>>

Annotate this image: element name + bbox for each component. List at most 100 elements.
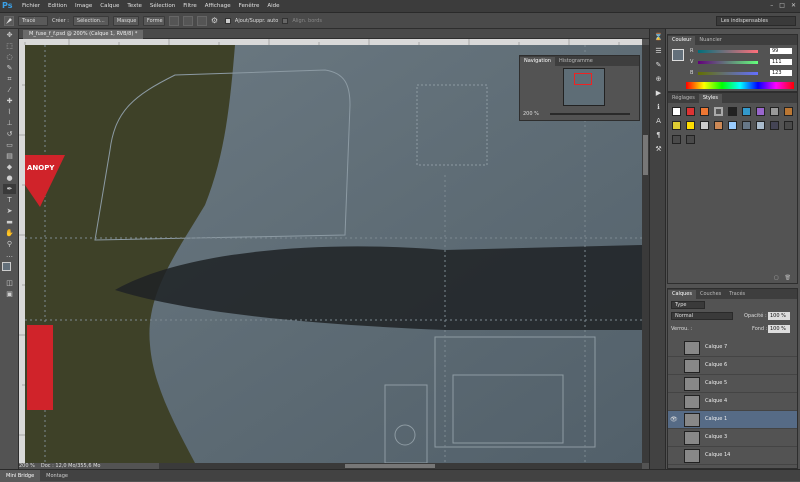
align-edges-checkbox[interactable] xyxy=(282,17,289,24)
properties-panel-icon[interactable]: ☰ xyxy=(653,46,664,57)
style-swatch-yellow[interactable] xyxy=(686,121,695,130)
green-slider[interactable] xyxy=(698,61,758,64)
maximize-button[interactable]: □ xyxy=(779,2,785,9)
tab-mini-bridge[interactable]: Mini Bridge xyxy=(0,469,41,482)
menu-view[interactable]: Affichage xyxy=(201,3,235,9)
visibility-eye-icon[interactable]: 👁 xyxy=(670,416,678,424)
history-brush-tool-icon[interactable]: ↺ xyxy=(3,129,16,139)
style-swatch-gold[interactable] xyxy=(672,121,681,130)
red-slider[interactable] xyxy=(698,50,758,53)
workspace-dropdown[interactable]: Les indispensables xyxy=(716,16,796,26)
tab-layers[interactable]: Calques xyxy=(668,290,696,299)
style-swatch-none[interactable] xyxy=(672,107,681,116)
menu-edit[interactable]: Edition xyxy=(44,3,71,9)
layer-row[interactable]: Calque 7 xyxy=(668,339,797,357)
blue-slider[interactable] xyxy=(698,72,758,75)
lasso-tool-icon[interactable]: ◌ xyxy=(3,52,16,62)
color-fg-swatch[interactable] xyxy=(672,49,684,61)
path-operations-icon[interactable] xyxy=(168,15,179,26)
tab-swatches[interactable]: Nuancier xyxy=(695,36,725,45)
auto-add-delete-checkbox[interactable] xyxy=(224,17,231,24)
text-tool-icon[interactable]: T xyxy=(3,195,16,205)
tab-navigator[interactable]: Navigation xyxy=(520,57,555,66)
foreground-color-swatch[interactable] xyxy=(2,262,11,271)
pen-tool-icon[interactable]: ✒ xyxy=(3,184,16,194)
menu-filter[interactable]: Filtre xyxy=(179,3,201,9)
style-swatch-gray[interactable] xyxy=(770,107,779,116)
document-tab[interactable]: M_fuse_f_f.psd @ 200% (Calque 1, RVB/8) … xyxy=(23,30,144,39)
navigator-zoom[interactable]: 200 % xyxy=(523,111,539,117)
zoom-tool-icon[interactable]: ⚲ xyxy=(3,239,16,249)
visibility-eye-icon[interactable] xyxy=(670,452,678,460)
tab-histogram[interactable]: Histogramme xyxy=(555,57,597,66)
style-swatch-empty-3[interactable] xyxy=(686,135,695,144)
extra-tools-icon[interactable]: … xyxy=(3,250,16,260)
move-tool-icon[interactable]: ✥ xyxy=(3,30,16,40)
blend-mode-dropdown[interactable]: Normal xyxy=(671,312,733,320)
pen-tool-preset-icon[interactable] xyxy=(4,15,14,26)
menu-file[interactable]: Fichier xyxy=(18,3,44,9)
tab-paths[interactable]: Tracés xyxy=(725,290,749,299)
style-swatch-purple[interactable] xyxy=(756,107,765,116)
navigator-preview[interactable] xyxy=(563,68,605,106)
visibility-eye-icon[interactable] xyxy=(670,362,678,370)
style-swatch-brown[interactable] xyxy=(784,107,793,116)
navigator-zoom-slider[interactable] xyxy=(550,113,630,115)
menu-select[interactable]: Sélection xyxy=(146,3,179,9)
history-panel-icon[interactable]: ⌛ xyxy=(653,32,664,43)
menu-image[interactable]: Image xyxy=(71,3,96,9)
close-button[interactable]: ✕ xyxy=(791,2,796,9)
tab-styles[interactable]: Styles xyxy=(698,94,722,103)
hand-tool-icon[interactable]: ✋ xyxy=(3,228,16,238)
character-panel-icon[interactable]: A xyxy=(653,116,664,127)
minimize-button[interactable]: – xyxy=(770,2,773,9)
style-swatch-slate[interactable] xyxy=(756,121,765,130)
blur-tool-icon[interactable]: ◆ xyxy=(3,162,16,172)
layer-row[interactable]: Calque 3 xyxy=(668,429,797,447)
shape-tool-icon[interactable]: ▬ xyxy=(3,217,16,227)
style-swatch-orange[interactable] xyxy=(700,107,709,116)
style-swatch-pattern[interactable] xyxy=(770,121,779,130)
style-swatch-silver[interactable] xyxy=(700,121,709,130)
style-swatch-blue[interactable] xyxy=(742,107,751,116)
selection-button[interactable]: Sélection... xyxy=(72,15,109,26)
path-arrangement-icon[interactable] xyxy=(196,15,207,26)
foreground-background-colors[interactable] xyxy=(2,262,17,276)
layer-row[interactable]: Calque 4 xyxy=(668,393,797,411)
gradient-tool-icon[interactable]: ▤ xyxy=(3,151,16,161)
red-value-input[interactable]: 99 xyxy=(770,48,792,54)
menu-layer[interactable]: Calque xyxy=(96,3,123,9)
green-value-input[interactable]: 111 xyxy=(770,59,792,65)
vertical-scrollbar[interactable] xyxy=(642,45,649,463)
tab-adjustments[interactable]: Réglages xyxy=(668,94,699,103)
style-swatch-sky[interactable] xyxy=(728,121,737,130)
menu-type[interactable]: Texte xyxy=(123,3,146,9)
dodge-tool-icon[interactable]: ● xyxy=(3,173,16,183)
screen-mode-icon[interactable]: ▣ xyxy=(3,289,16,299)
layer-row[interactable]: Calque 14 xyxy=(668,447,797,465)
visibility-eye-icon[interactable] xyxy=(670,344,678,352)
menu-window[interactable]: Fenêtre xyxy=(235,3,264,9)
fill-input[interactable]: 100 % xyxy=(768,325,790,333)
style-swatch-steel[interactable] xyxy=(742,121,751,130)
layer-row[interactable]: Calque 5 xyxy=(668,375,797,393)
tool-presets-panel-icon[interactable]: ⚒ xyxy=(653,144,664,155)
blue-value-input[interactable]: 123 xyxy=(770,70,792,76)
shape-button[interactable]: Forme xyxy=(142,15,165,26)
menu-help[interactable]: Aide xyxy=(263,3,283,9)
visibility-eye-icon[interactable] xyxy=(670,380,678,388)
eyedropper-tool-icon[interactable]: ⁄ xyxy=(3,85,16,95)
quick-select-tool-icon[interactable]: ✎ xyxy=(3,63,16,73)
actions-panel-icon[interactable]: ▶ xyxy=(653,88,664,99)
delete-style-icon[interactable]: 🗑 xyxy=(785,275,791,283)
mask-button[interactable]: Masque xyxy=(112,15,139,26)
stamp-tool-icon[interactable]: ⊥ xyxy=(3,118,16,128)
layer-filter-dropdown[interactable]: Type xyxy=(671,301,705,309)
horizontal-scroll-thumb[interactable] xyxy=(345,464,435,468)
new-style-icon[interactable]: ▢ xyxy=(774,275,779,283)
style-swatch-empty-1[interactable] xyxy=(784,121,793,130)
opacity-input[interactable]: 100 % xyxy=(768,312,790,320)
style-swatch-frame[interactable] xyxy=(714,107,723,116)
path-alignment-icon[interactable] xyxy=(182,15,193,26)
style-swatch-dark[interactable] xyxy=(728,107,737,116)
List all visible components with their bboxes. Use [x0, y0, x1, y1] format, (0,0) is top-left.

<<
>>

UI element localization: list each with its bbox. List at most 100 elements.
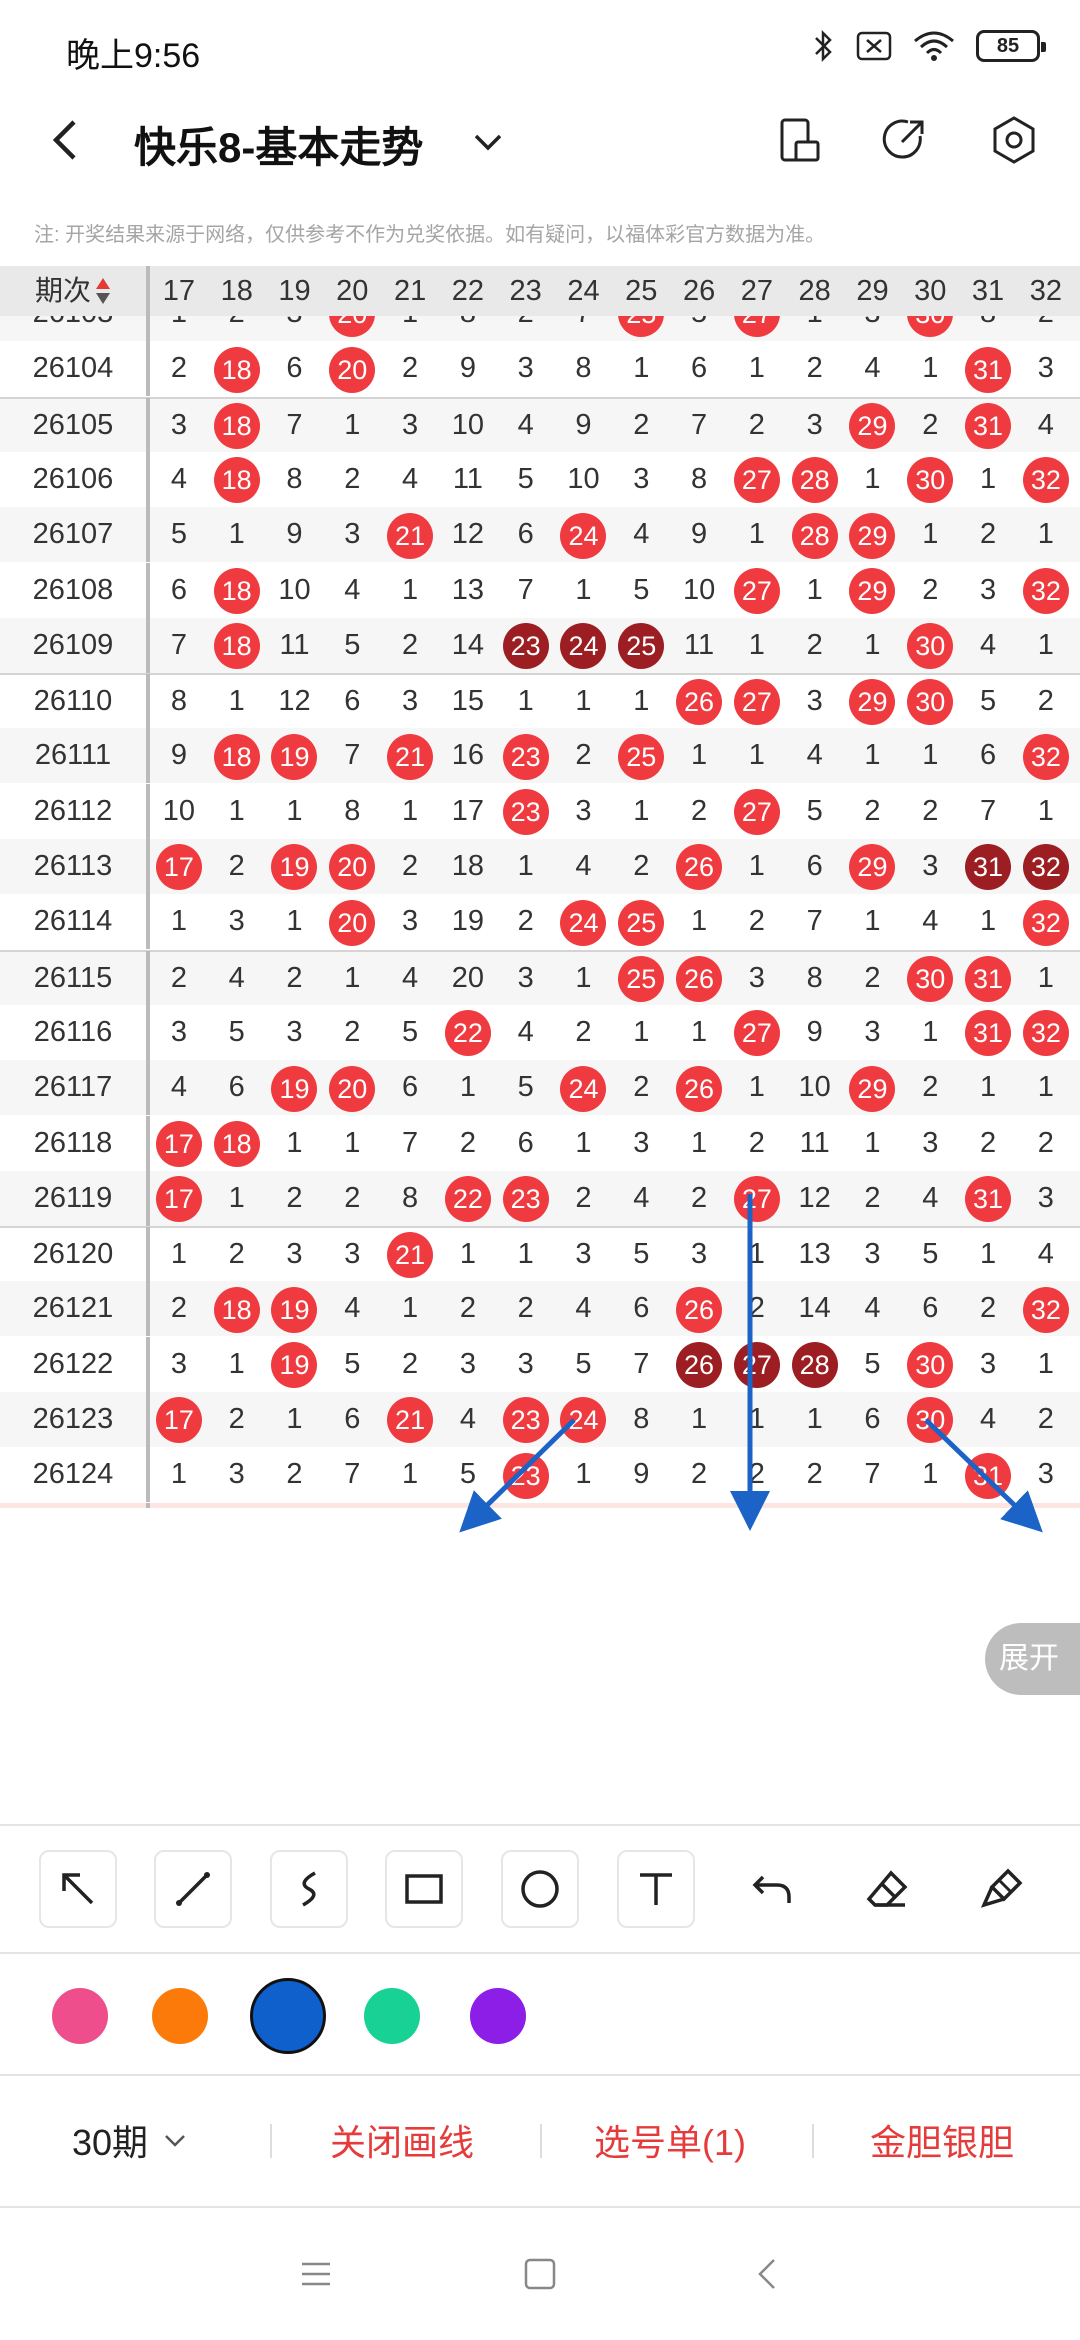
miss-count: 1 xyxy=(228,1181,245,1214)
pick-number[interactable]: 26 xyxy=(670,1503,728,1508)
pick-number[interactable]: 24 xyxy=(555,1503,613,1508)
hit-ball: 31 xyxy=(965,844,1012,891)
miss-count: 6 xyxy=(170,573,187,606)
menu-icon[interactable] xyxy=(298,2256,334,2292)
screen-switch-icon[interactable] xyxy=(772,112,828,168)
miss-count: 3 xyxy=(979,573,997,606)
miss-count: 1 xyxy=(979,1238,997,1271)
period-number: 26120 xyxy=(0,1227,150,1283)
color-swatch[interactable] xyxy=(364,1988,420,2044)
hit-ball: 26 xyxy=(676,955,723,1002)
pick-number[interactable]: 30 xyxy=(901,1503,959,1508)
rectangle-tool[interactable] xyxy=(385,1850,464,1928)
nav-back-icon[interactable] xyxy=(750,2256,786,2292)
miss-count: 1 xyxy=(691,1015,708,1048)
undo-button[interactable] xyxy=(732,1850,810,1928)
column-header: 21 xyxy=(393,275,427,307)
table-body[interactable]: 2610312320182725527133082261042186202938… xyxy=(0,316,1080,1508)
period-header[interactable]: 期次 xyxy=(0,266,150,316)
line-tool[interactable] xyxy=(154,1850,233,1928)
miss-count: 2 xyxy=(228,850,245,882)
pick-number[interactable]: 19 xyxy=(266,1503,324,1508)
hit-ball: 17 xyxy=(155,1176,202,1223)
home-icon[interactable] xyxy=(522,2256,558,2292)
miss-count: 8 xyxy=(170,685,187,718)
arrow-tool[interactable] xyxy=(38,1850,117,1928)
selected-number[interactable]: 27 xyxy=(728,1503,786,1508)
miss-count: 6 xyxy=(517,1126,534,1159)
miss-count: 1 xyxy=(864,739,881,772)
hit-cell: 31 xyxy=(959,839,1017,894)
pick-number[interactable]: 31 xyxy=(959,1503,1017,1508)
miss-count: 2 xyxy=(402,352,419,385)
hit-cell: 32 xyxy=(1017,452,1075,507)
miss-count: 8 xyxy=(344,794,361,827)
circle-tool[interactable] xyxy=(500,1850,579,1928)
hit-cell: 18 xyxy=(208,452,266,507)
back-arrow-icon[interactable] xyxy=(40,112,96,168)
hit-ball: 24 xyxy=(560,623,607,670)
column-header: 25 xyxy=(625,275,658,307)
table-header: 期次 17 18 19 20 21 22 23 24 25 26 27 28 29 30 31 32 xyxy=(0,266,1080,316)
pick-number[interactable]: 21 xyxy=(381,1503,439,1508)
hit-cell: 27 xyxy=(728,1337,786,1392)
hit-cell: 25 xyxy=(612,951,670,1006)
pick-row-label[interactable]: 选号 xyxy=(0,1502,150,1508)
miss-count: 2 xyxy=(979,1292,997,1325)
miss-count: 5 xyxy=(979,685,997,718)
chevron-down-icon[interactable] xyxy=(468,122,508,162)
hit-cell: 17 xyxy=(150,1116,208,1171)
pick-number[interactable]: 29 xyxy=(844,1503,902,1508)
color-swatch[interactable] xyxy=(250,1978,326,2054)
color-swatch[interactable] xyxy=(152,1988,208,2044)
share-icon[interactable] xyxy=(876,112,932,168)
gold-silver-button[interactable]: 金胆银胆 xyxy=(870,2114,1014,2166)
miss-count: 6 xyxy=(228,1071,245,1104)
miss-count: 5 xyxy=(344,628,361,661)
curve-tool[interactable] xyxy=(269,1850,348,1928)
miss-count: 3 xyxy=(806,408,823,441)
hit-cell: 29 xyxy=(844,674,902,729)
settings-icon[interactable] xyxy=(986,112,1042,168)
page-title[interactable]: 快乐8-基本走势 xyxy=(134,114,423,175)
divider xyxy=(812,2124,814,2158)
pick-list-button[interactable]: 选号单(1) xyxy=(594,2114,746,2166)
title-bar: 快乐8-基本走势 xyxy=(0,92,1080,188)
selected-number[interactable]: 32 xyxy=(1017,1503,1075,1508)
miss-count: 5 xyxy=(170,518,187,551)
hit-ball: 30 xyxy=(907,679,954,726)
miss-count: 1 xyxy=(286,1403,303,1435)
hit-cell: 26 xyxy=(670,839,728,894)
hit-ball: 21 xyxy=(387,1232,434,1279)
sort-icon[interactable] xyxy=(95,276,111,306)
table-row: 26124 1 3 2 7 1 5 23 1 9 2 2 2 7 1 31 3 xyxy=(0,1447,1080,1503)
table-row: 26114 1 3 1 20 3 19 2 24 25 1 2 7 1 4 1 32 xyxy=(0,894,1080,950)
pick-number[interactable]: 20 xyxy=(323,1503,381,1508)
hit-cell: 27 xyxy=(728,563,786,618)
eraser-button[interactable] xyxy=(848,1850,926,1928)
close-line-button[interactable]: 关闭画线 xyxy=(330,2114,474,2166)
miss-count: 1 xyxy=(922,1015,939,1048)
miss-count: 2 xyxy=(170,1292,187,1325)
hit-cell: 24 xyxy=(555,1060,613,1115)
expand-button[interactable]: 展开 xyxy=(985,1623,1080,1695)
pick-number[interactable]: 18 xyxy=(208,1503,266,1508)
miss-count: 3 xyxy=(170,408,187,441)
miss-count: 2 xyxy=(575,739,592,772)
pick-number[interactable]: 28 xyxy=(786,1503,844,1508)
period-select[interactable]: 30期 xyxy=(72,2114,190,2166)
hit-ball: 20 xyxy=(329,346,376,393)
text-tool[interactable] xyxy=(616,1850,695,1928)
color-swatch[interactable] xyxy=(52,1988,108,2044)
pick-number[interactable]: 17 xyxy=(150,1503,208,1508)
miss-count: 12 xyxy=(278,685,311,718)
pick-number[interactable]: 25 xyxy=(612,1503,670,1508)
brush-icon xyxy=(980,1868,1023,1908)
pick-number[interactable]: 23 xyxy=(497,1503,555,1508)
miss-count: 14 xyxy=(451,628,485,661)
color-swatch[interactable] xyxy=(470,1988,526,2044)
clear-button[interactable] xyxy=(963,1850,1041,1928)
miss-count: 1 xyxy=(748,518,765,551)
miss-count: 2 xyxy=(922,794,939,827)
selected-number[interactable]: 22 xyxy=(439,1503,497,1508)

<<

Which lines in the rows above contain the string "close"? List each of them in full.

Response to this task »
close-button[interactable]: ✕ xyxy=(791,2,796,9)
close-line-button[interactable]: 关闭画线 xyxy=(330,2114,474,2166)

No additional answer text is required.